Copy out each line of the material below with no changes.

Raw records
══════

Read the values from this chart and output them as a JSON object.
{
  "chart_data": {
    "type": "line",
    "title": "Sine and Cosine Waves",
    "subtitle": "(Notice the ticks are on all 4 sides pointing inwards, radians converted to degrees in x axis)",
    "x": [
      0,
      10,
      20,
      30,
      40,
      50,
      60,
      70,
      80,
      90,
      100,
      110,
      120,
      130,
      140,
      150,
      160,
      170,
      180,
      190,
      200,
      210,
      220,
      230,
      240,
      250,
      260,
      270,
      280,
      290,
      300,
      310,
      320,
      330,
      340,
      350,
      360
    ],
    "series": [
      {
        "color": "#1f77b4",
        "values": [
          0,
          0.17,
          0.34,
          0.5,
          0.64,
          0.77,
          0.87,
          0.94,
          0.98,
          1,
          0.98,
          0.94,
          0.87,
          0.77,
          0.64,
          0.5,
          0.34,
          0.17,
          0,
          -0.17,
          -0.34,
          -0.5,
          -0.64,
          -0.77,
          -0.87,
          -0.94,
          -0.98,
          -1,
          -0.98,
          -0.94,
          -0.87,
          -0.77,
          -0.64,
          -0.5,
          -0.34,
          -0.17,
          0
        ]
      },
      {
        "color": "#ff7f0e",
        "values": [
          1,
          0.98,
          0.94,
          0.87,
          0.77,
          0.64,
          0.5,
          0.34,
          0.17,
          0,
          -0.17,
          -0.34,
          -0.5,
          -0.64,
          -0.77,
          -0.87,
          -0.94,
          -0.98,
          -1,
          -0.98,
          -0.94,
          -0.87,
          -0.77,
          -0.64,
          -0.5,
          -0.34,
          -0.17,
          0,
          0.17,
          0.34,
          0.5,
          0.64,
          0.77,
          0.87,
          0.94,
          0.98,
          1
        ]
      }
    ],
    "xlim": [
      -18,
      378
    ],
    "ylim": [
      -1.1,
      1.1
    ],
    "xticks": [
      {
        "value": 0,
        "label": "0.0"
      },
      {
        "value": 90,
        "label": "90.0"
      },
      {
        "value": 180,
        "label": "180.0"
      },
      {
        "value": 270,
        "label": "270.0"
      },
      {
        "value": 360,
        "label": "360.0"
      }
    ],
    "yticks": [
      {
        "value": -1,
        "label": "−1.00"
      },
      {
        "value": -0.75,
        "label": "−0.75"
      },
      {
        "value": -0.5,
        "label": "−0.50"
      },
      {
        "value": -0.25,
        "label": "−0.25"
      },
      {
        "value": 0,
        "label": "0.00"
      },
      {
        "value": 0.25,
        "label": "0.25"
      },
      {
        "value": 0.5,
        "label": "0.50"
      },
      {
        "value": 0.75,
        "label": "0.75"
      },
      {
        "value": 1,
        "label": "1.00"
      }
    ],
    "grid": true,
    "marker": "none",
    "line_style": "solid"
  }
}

══════

▸ Task solution
Read the values from this chart and output them as a JSON object.
{
  "chart_data": {
    "type": "line",
    "title": "Sine and Cosine Waves",
    "subtitle": "(Notice the ticks are on all 4 sides pointing inwards, radians converted to degrees in x axis)",
    "x": [
      0,
      10,
      20,
      30,
      40,
      50,
      60,
      70,
      80,
      90,
      100,
      110,
      120,
      130,
      140,
      150,
      160,
      170,
      180,
      190,
      200,
      210,
      220,
      230,
      240,
      250,
      260,
      270,
      280,
      290,
      300,
      310,
      320,
      330,
      340,
      350,
      360
    ],
    "series": [
      {
        "color": "#1f77b4",
        "values": [
          0,
          0.17,
          0.34,
          0.5,
          0.64,
          0.77,
          0.87,
          0.94,
          0.98,
          1,
          0.98,
          0.94,
          0.87,
          0.77,
          0.64,
          0.5,
          0.34,
          0.17,
          0,
          -0.17,
          -0.34,
          -0.5,
          -0.64,
          -0.77,
          -0.87,
          -0.94,
          -0.98,
          -1,
          -0.98,
          -0.94,
          -0.87,
          -0.77,
          -0.64,
          -0.5,
          -0.34,
          -0.17,
          0
        ]
      },
      {
        "color": "#ff7f0e",
        "values": [
          1,
          0.98,
          0.94,
          0.87,
          0.77,
          0.64,
          0.5,
          0.34,
          0.17,
          0,
          -0.17,
          -0.34,
          -0.5,
          -0.64,
          -0.77,
          -0.87,
          -0.94,
          -0.98,
          -1,
          -0.98,
          -0.94,
          -0.87,
          -0.77,
          -0.64,
          -0.5,
          -0.34,
          -0.17,
          0,
          0.17,
          0.34,
          0.5,
          0.64,
          0.77,
          0.87,
          0.94,
          0.98,
          1
        ]
      }
    ],
    "xlim": [
      -18,
      378
    ],
    "ylim": [
      -1.1,
      1.1
    ],
    "xticks": [
      {
        "value": 0,
        "label": "0.0"
      },
      {
        "value": 90,
        "label": "90.0"
      },
      {
        "value": 180,
        "label": "180.0"
      },
      {
        "value": 270,
        "label": "270.0"
      },
      {
        "value": 360,
        "label": "360.0"
      }
    ],
    "yticks": [
      {
        "value": -1,
        "label": "−1.00"
      },
      {
        "value": -0.75,
        "label": "−0.75"
      },
      {
        "value": -0.5,
        "label": "−0.50"
      },
      {
        "value": -0.25,
        "label": "−0.25"
      },
      {
        "value": 0,
        "label": "0.00"
      },
      {
        "value": 0.25,
        "label": "0.25"
      },
      {
        "value": 0.5,
        "label": "0.50"
      },
      {
        "value": 0.75,
        "label": "0.75"
      },
      {
        "value": 1,
        "label": "1.00"
      }
    ],
    "grid": true,
    "marker": "none",
    "line_style": "solid"
  }
}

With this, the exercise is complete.